- [Task objective] Pull out every line with the word "operamos".

- [Information supplied]

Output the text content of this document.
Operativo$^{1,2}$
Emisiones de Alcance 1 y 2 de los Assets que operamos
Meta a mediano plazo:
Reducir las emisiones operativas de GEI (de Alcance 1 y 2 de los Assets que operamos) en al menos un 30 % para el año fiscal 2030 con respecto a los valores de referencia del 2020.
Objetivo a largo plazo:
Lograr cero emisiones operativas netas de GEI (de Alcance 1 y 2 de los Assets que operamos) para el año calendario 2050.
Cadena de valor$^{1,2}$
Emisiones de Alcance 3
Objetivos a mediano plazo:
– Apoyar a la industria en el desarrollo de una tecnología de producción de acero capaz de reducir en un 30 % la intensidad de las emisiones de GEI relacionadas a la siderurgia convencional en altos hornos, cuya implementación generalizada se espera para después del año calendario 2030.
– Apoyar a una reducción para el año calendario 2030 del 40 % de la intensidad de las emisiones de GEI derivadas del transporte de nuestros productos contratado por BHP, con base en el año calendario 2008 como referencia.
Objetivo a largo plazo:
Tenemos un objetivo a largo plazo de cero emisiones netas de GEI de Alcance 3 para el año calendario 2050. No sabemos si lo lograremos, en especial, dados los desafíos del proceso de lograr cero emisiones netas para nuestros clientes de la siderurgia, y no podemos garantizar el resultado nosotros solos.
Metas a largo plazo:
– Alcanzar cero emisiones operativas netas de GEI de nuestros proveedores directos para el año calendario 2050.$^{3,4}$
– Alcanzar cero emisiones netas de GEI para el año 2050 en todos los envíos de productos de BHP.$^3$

- [Output for this task]
Emisiones de Alcance 1 y 2 de los Assets que operamos
Reducir las emisiones operativas de GEI (de Alcance 1 y 2 de los Assets que operamos) en al menos un 30 % para el año fiscal 2030 con respecto a los valores de referencia del 2020.
Lograr cero emisiones operativas netas de GEI (de Alcance 1 y 2 de los Assets que operamos) para el año calendario 2050.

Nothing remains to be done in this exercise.